- Listed records -
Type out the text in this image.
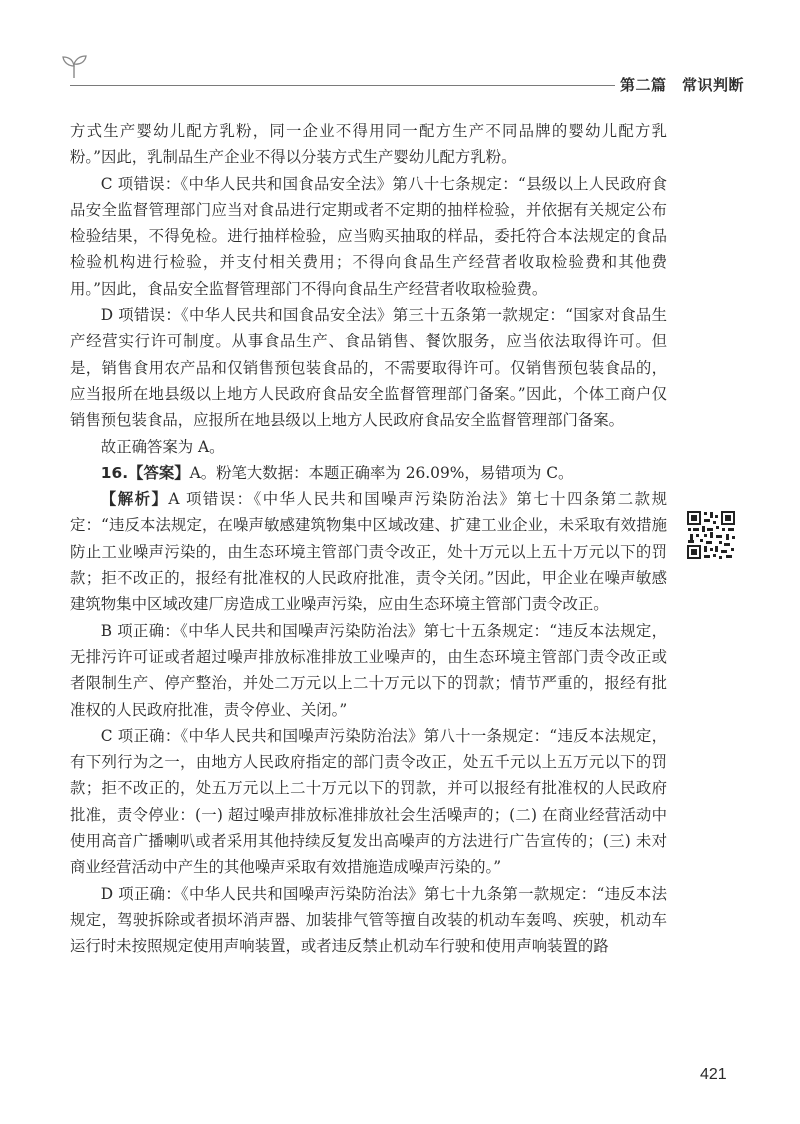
第二篇　常识判断

方式生产婴幼儿配方乳粉，同一企业不得用同一配方生产不同品牌的婴幼儿配方乳粉。”因此，乳制品生产企业不得以分装方式生产婴幼儿配方乳粉。

C 项错误：《中华人民共和国食品安全法》第八十七条规定：“县级以上人民政府食品安全监督管理部门应当对食品进行定期或者不定期的抽样检验，并依据有关规定公布检验结果，不得免检。进行抽样检验，应当购买抽取的样品，委托符合本法规定的食品检验机构进行检验，并支付相关费用；不得向食品生产经营者收取检验费和其他费用。”因此，食品安全监督管理部门不得向食品生产经营者收取检验费。

D 项错误：《中华人民共和国食品安全法》第三十五条第一款规定：“国家对食品生产经营实行许可制度。从事食品生产、食品销售、餐饮服务，应当依法取得许可。但是，销售食用农产品和仅销售预包装食品的，不需要取得许可。仅销售预包装食品的，应当报所在地县级以上地方人民政府食品安全监督管理部门备案。”因此，个体工商户仅销售预包装食品，应报所在地县级以上地方人民政府食品安全监督管理部门备案。

故正确答案为 A。

16.【答案】A。粉笔大数据：本题正确率为 26.09%，易错项为 C。

【解析】A 项错误：《中华人民共和国噪声污染防治法》第七十四条第二款规定：“违反本法规定，在噪声敏感建筑物集中区域改建、扩建工业企业，未采取有效措施防止工业噪声污染的，由生态环境主管部门责令改正，处十万元以上五十万元以下的罚款；拒不改正的，报经有批准权的人民政府批准，责令关闭。”因此，甲企业在噪声敏感建筑物集中区域改建厂房造成工业噪声污染，应由生态环境主管部门责令改正。

B 项正确：《中华人民共和国噪声污染防治法》第七十五条规定：“违反本法规定，无排污许可证或者超过噪声排放标准排放工业噪声的，由生态环境主管部门责令改正或者限制生产、停产整治，并处二万元以上二十万元以下的罚款；情节严重的，报经有批准权的人民政府批准，责令停业、关闭。”

C 项正确：《中华人民共和国噪声污染防治法》第八十一条规定：“违反本法规定，有下列行为之一，由地方人民政府指定的部门责令改正，处五千元以上五万元以下的罚款；拒不改正的，处五万元以上二十万元以下的罚款，并可以报经有批准权的人民政府批准，责令停业：(一) 超过噪声排放标准排放社会生活噪声的；(二) 在商业经营活动中使用高音广播喇叭或者采用其他持续反复发出高噪声的方法进行广告宣传的；(三) 未对商业经营活动中产生的其他噪声采取有效措施造成噪声污染的。”

D 项正确：《中华人民共和国噪声污染防治法》第七十九条第一款规定：“违反本法规定，驾驶拆除或者损坏消声器、加装排气管等擅自改装的机动车轰鸣、疾驶，机动车运行时未按照规定使用声响装置，或者违反禁止机动车行驶和使用声响装置的路

421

- Objective -
Show every line from the listing above in which the string "中华人民共和国噪声污染防治法" appears.

- The reply -
【解析】A 项错误：《中华人民共和国噪声污染防治法》第七十四条第二款规定：“违反本法规定，在噪声敏感建筑物集中区域改建、扩建工业企业，未采取有效措施防止工业噪声污染的，由生态环境主管部门责令改正，处十万元以上五十万元以下的罚款；拒不改正的，报经有批准权的人民政府批准，责令关闭。”因此，甲企业在噪声敏感建筑物集中区域改建厂房造成工业噪声污染，应由生态环境主管部门责令改正。
B 项正确：《中华人民共和国噪声污染防治法》第七十五条规定：“违反本法规定，无排污许可证或者超过噪声排放标准排放工业噪声的，由生态环境主管部门责令改正或者限制生产、停产整治，并处二万元以上二十万元以下的罚款；情节严重的，报经有批准权的人民政府批准，责令停业、关闭。”
C 项正确：《中华人民共和国噪声污染防治法》第八十一条规定：“违反本法规定，有下列行为之一，由地方人民政府指定的部门责令改正，处五千元以上五万元以下的罚款；拒不改正的，处五万元以上二十万元以下的罚款，并可以报经有批准权的人民政府批准，责令停业：(一) 超过噪声排放标准排放社会生活噪声的；(二) 在商业经营活动中使用高音广播喇叭或者采用其他持续反复发出高噪声的方法进行广告宣传的；(三) 未对商业经营活动中产生的其他噪声采取有效措施造成噪声污染的。”
D 项正确：《中华人民共和国噪声污染防治法》第七十九条第一款规定：“违反本法规定，驾驶拆除或者损坏消声器、加装排气管等擅自改装的机动车轰鸣、疾驶，机动车运行时未按照规定使用声响装置，或者违反禁止机动车行驶和使用声响装置的路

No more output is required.